OBJECTIVE →
Echo the forum post word for word, starting at the words "My ex Nar laughed" and stopping after "is your problem!!!!!".

TEXT →

PostPosted: Sun Mar 04, 2007 6:15 am    Post subject: Reply with quote

My ex Nar laughed at me hysterically when I said to him: I was in love with you how could you treat me so badly?

He wouldnt stop. I said what is so funny? He said you just looked so funny in the way that you said that. I know, Isay. I know I didnt look funny. It wasnt funny and I told him this and told again to stop, He would nt stop, so somethin gin me just took over and I gestured down towards his stomach as to point and said, You cant handle this can you? You cant deal with this!! deep down in side you feel inferior to me, dont you!!!! he kept on laughing and I kept telling him to stop and he kept trying to stop like trying to hold his mouth shut but spitting out in a sense. I swear, I wanted to hit him so bad, but I just stood there and kept saying this isnt funny!!!!! What is your problem!!!!!

DATASET ROWS →

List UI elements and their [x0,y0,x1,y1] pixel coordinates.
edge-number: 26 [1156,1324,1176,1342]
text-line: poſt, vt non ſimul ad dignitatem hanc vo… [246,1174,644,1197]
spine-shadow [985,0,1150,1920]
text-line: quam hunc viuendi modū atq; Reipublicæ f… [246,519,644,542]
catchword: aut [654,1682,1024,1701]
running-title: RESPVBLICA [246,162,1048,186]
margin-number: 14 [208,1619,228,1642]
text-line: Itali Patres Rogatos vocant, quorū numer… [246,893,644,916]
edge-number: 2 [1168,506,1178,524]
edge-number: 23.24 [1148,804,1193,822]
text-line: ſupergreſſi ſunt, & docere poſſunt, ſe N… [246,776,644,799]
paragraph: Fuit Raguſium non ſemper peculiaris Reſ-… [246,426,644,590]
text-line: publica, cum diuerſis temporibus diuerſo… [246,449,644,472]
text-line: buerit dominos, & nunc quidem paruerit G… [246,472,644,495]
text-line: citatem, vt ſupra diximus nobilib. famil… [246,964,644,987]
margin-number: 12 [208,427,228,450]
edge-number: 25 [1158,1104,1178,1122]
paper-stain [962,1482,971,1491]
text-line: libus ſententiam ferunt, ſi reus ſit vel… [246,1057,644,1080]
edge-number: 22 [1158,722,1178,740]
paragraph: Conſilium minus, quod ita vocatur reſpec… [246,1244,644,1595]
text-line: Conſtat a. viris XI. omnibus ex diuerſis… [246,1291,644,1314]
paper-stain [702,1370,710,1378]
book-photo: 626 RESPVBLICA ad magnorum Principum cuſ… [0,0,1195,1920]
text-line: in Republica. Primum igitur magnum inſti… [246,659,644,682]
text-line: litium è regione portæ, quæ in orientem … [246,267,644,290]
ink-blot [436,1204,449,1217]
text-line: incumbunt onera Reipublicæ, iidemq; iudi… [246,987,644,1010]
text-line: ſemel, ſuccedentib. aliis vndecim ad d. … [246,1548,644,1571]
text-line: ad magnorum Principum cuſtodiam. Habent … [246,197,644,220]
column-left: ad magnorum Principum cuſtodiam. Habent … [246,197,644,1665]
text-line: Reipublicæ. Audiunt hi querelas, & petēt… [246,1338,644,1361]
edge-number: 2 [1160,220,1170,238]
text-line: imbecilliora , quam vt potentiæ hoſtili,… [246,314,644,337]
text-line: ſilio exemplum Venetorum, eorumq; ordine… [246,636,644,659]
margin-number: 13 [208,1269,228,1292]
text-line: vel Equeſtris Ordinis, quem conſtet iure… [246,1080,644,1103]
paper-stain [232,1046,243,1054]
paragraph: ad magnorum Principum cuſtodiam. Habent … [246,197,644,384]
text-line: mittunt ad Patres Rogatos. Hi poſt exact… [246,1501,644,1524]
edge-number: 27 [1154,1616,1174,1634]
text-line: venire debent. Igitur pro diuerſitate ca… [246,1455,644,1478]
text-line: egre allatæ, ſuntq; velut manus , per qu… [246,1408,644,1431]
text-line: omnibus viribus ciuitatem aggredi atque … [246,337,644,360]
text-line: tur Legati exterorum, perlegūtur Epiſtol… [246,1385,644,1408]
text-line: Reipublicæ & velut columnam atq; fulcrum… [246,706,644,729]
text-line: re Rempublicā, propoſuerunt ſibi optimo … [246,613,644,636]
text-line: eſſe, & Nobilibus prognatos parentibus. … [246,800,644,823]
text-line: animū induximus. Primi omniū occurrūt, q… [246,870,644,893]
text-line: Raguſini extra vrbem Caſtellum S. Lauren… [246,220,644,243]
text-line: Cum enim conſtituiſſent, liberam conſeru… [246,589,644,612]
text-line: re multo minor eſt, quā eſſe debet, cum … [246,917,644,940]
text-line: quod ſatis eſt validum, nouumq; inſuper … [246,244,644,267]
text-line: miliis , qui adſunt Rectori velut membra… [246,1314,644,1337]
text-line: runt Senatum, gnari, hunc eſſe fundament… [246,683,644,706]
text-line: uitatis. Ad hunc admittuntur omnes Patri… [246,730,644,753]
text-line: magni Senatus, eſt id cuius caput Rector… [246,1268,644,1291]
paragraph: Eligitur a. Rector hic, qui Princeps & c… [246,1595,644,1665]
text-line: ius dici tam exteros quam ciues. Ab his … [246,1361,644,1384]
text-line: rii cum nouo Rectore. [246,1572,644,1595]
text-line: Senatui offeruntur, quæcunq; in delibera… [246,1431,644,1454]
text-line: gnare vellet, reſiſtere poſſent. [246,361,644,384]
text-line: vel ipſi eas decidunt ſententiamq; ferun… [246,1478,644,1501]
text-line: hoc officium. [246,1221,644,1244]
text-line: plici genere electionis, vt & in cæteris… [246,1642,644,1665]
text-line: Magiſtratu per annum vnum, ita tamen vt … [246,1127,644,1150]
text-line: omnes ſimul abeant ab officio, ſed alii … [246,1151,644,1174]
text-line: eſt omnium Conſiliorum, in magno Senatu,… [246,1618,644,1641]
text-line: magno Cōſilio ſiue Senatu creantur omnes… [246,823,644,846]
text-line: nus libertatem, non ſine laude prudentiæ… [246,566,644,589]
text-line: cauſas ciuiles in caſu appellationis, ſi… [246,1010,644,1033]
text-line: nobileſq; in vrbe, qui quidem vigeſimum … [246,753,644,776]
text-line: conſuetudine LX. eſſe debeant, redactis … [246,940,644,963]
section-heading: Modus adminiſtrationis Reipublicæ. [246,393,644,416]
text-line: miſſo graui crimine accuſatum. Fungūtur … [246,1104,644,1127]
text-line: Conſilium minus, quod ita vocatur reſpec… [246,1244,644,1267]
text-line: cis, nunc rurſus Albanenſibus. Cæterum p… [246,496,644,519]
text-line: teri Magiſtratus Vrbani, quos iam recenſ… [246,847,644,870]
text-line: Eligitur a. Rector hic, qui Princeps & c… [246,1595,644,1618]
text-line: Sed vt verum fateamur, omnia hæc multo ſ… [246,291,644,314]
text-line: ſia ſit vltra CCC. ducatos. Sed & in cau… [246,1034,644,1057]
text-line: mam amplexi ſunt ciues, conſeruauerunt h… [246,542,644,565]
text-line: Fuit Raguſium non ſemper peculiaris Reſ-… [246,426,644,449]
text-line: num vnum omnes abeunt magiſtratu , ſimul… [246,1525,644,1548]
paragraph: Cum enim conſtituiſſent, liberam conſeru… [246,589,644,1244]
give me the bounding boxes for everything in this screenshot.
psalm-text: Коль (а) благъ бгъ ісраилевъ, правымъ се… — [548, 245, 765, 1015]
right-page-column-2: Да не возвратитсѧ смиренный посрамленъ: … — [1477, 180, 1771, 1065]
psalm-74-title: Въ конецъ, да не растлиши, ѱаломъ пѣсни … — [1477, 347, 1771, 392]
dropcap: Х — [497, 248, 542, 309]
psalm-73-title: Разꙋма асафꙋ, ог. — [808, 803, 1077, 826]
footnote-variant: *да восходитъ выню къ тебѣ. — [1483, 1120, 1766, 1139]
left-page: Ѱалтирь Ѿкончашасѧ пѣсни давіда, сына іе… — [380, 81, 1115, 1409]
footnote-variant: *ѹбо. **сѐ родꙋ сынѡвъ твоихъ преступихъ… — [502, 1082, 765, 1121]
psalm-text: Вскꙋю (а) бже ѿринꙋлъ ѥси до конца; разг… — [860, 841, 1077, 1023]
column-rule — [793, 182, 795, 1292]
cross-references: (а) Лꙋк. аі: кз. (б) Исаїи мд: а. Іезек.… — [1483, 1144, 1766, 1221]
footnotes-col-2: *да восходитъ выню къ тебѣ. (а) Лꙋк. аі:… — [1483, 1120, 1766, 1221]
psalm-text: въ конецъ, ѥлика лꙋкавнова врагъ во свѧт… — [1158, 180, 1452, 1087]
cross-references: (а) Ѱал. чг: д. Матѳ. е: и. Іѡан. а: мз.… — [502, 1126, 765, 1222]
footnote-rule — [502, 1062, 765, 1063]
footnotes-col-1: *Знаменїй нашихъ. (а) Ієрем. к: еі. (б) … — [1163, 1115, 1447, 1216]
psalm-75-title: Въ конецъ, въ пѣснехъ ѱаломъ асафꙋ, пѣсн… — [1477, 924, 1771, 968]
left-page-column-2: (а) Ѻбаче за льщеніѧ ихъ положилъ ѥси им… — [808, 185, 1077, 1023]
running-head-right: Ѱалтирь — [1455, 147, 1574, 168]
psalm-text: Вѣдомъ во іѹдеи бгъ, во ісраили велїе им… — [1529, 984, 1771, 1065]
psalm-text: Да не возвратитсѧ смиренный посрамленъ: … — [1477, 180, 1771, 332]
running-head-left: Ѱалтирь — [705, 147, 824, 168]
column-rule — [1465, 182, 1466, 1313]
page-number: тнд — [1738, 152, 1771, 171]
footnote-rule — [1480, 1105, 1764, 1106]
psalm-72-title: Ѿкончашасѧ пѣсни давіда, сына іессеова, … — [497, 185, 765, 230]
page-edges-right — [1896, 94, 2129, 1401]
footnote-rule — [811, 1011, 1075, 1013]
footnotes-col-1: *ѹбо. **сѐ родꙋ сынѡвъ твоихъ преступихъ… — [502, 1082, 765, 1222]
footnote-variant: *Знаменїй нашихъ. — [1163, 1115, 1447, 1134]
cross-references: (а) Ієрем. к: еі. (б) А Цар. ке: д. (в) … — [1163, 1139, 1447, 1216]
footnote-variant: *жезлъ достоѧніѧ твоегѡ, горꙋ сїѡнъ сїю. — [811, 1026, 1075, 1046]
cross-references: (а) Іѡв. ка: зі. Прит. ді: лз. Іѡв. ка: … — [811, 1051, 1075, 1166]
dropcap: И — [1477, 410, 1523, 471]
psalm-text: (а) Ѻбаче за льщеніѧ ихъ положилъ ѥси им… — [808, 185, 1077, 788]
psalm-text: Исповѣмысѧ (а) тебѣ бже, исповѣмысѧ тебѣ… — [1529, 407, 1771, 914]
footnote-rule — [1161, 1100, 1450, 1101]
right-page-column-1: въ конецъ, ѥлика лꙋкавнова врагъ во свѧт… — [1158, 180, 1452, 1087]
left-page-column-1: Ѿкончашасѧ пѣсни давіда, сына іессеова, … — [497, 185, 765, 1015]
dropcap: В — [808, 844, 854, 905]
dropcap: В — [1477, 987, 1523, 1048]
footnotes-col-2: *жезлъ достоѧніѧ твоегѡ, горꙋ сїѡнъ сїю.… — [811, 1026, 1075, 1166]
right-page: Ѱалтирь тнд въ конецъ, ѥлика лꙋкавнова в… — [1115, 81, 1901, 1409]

EXPECTED ANSWER →
My ex Nar laughed at me hysterically when I said to him: I was in love with you how could you treat me so badly?

He wouldnt stop. I said what is so funny? He said you just looked so funny in the way that you said that. I know, Isay. I know I didnt look funny. It wasnt funny and I told him this and told again to stop, He would nt stop, so somethin gin me just took over and I gestured down towards his stomach as to point and said, You cant handle this can you? You cant deal with this!! deep down in side you feel inferior to me, dont you!!!! he kept on laughing and I kept telling him to stop and he kept trying to stop like trying to hold his mouth shut but spitting out in a sense. I swear, I wanted to hit him so bad, but I just stood there and kept saying this isnt funny!!!!! What is your problem!!!!!